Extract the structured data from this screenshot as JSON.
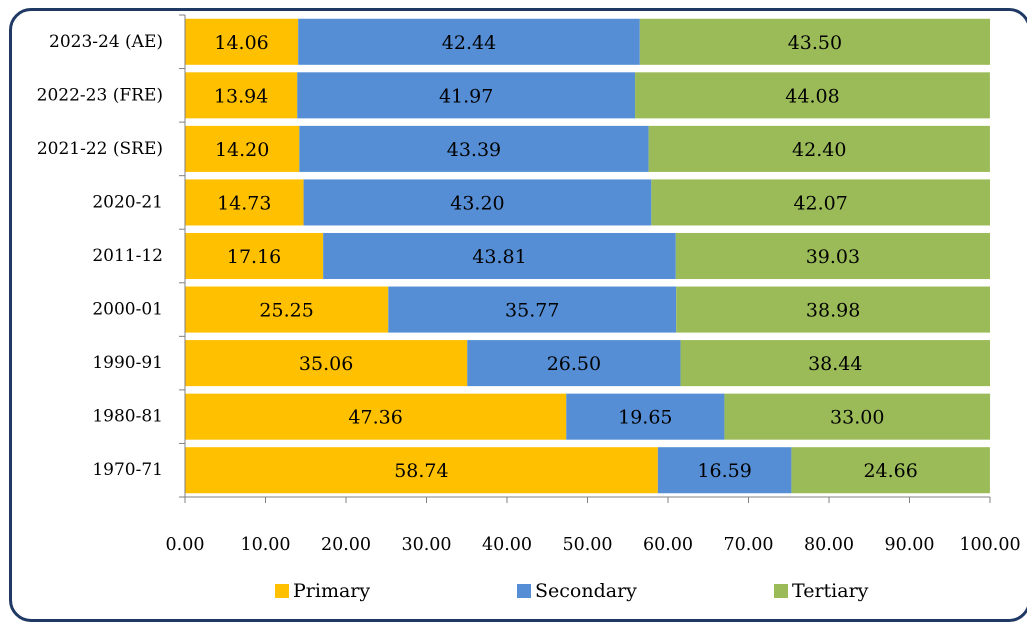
{
  "chart_data": {
    "type": "bar",
    "orientation": "horizontal",
    "stacked": true,
    "categories": [
      "2023-24 (AE)",
      "2022-23 (FRE)",
      "2021-22 (SRE)",
      "2020-21",
      "2011-12",
      "2000-01",
      "1990-91",
      "1980-81",
      "1970-71"
    ],
    "series": [
      {
        "name": "Primary",
        "color": "#ffc000",
        "values": [
          14.06,
          13.94,
          14.2,
          14.73,
          17.16,
          25.25,
          35.06,
          47.36,
          58.74
        ],
        "labels": [
          "14.06",
          "13.94",
          "14.20",
          "14.73",
          "17.16",
          "25.25",
          "35.06",
          "47.36",
          "58.74"
        ]
      },
      {
        "name": "Secondary",
        "color": "#558ed5",
        "values": [
          42.44,
          41.97,
          43.39,
          43.2,
          43.81,
          35.77,
          26.5,
          19.65,
          16.59
        ],
        "labels": [
          "42.44",
          "41.97",
          "43.39",
          "43.20",
          "43.81",
          "35.77",
          "26.50",
          "19.65",
          "16.59"
        ]
      },
      {
        "name": "Tertiary",
        "color": "#9bbb59",
        "values": [
          43.5,
          44.08,
          42.4,
          42.07,
          39.03,
          38.98,
          38.44,
          33.0,
          24.66
        ],
        "labels": [
          "43.50",
          "44.08",
          "42.40",
          "42.07",
          "39.03",
          "38.98",
          "38.44",
          "33.00",
          "24.66"
        ]
      }
    ],
    "xlim": [
      0,
      100
    ],
    "xticks": [
      "0.00",
      "10.00",
      "20.00",
      "30.00",
      "40.00",
      "50.00",
      "60.00",
      "70.00",
      "80.00",
      "90.00",
      "100.00"
    ],
    "grid": false,
    "legend_position": "bottom"
  }
}
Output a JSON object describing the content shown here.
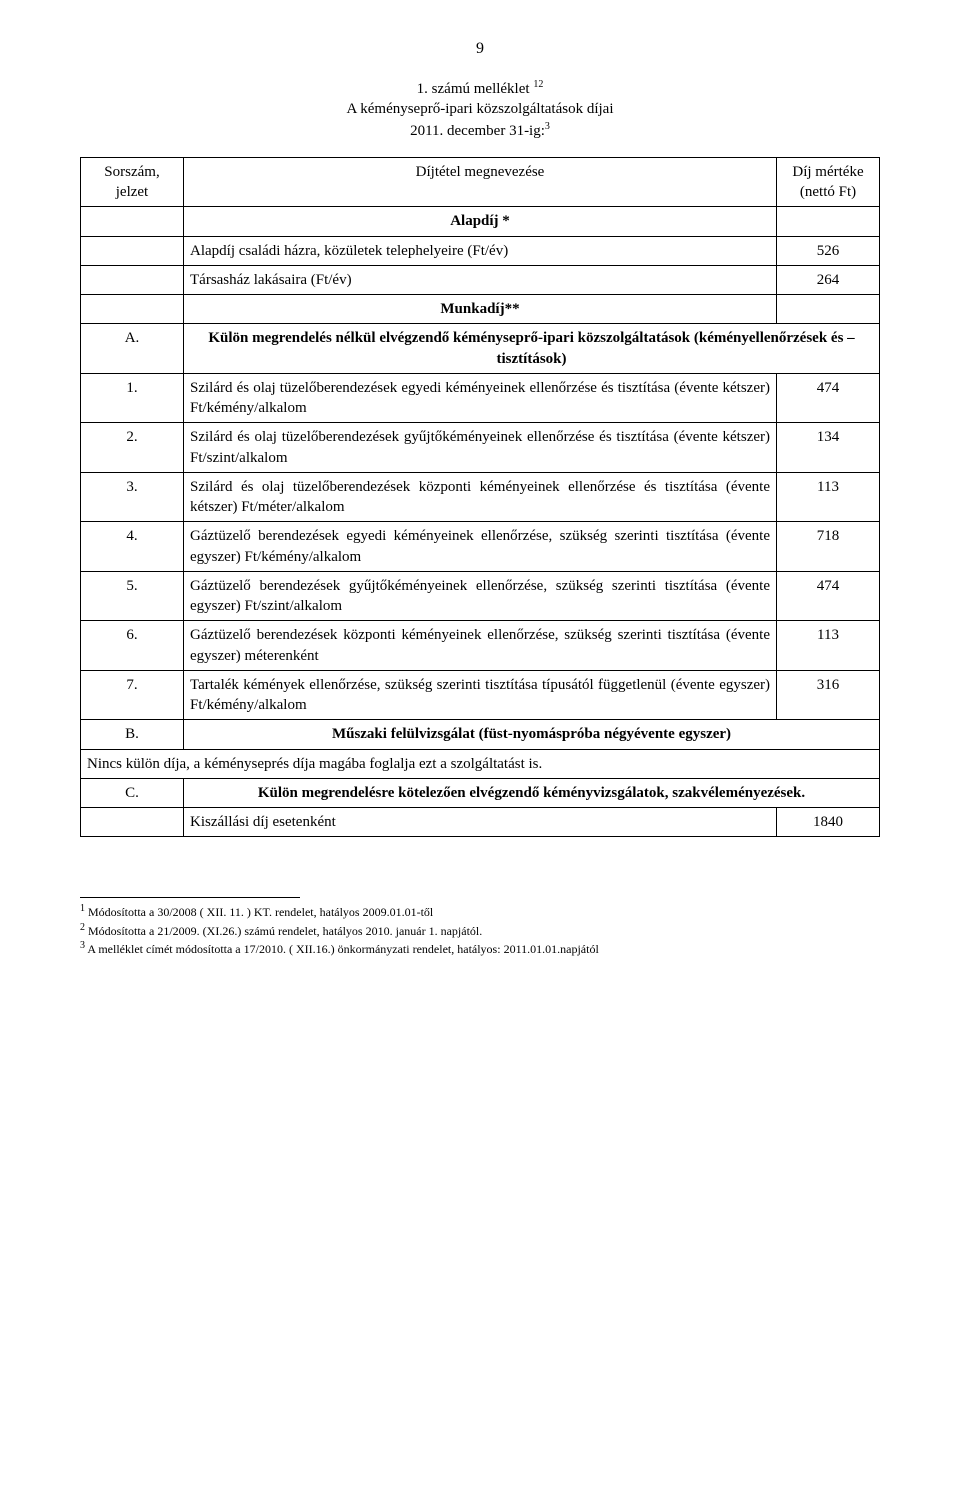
{
  "page_number": "9",
  "title": {
    "line1_pre": "1. számú melléklet ",
    "line1_sup": "12",
    "line2": "A kéményseprő-ipari közszolgáltatások díjai",
    "line3_pre": "2011. december 31-ig:",
    "line3_sup": "3"
  },
  "header": {
    "col1": "Sorszám, jelzet",
    "col2": "Díjtétel megnevezése",
    "col3": "Díj mértéke (nettó Ft)"
  },
  "section_alapdij": {
    "heading": "Alapdíj *",
    "rows": [
      {
        "label": "Alapdíj családi házra, közületek telephelyeire (Ft/év)",
        "value": "526"
      },
      {
        "label": "Társasház lakásaira (Ft/év)",
        "value": "264"
      }
    ]
  },
  "section_munkadij_heading": "Munkadíj**",
  "section_A": {
    "num": "A.",
    "bold_text": "Külön megrendelés nélkül elvégzendő kéményseprő-ipari közszolgáltatások (kéményellenőrzések és –tisztítások)"
  },
  "rows_main": [
    {
      "num": "1.",
      "label": "Szilárd és olaj tüzelőberendezések egyedi kéményeinek ellenőrzése és tisztítása (évente kétszer) Ft/kémény/alkalom",
      "value": "474"
    },
    {
      "num": "2.",
      "label": "Szilárd és olaj tüzelőberendezések gyűjtőkéményeinek ellenőrzése és tisztítása (évente kétszer) Ft/szint/alkalom",
      "value": "134"
    },
    {
      "num": "3.",
      "label": "Szilárd és olaj tüzelőberendezések központi kéményeinek ellenőrzése és tisztítása (évente kétszer) Ft/méter/alkalom",
      "value": "113"
    },
    {
      "num": "4.",
      "label": "Gáztüzelő berendezések egyedi kéményeinek ellenőrzése, szükség szerinti tisztítása (évente egyszer) Ft/kémény/alkalom",
      "value": "718"
    },
    {
      "num": "5.",
      "label": "Gáztüzelő berendezések gyűjtőkéményeinek ellenőrzése, szükség szerinti tisztítása (évente egyszer) Ft/szint/alkalom",
      "value": "474"
    },
    {
      "num": "6.",
      "label": "Gáztüzelő berendezések központi kéményeinek ellenőrzése, szükség szerinti tisztítása (évente egyszer) méterenként",
      "value": "113"
    },
    {
      "num": "7.",
      "label": "Tartalék kémények ellenőrzése, szükség szerinti tisztítása típusától függetlenül (évente egyszer) Ft/kémény/alkalom",
      "value": "316"
    }
  ],
  "section_B": {
    "num": "B.",
    "bold_text": "Műszaki felülvizsgálat (füst-nyomáspróba négyévente egyszer)"
  },
  "no_fee_line": "Nincs külön díja, a kéményseprés díja magába foglalja ezt a szolgáltatást is.",
  "section_C": {
    "num": "C.",
    "bold_text": "Külön megrendelésre kötelezően elvégzendő kéményvizsgálatok, szakvéleményezések."
  },
  "kiszallasi": {
    "label": "Kiszállási díj esetenként",
    "value": "1840"
  },
  "footnotes": [
    {
      "sup": "1",
      "text": " Módosította a 30/2008 ( XII. 11. ) KT. rendelet, hatályos 2009.01.01-től"
    },
    {
      "sup": "2",
      "text": " Módosította a 21/2009. (XI.26.) számú rendelet, hatályos 2010. január 1. napjától."
    },
    {
      "sup": "3",
      "text": " A melléklet címét módosította a 17/2010. ( XII.16.) önkormányzati rendelet, hatályos: 2011.01.01.napjától"
    }
  ]
}
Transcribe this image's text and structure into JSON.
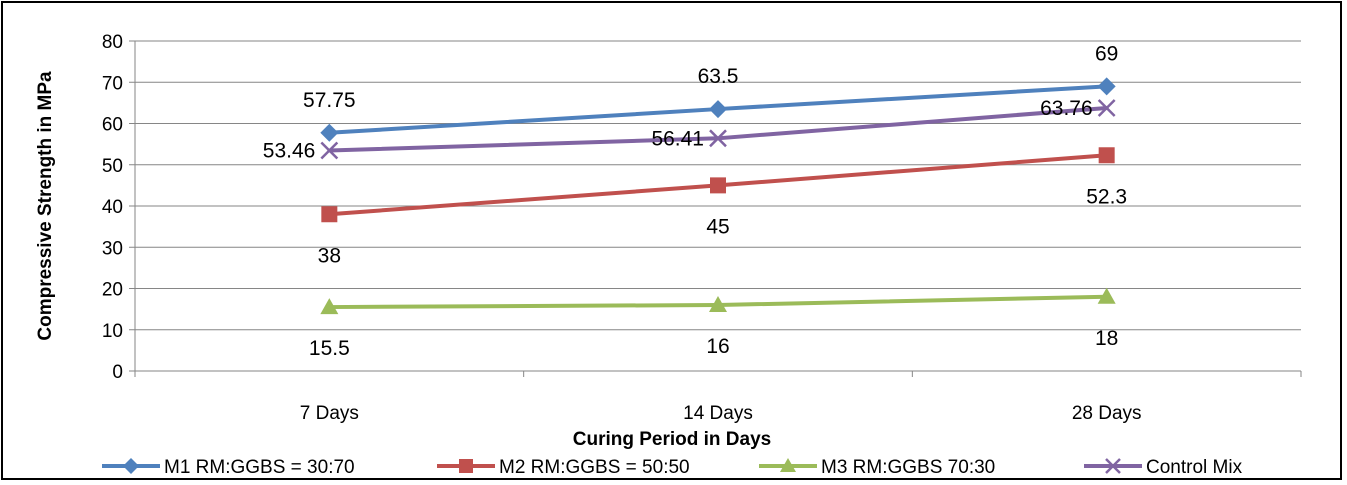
{
  "chart_data": {
    "type": "line",
    "categories": [
      "7 Days",
      "14 Days",
      "28 Days"
    ],
    "xlabel": "Curing Period in Days",
    "ylabel": "Compressive Strength in MPa",
    "ylim": [
      0,
      80
    ],
    "yticks": [
      0,
      10,
      20,
      30,
      40,
      50,
      60,
      70,
      80
    ],
    "grid": true,
    "legend_position": "bottom",
    "series": [
      {
        "name": "M1 RM:GGBS = 30:70",
        "color": "#4F81BD",
        "marker": "diamond",
        "values": [
          57.75,
          63.5,
          69
        ],
        "labels": [
          "57.75",
          "63.5",
          "69"
        ],
        "label_position": "above"
      },
      {
        "name": "M2 RM:GGBS = 50:50",
        "color": "#C0504D",
        "marker": "square",
        "values": [
          38,
          45,
          52.3
        ],
        "labels": [
          "38",
          "45",
          "52.3"
        ],
        "label_position": "below"
      },
      {
        "name": "M3 RM:GGBS 70:30",
        "color": "#9BBB59",
        "marker": "triangle",
        "values": [
          15.5,
          16,
          18
        ],
        "labels": [
          "15.5",
          "16",
          "18"
        ],
        "label_position": "below"
      },
      {
        "name": "Control Mix",
        "color": "#8064A2",
        "marker": "x",
        "values": [
          53.46,
          56.41,
          63.76
        ],
        "labels": [
          "53.46",
          "56.41",
          "63.76"
        ],
        "label_position": "left"
      }
    ]
  }
}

|---|

▶ TASK OBJECTIVE:
Extract every line above containing the word "bottom".

▶ SOLUTION TO THIS PROBLEM:
    "legend_position": "bottom"
    "legend_position": "bottom",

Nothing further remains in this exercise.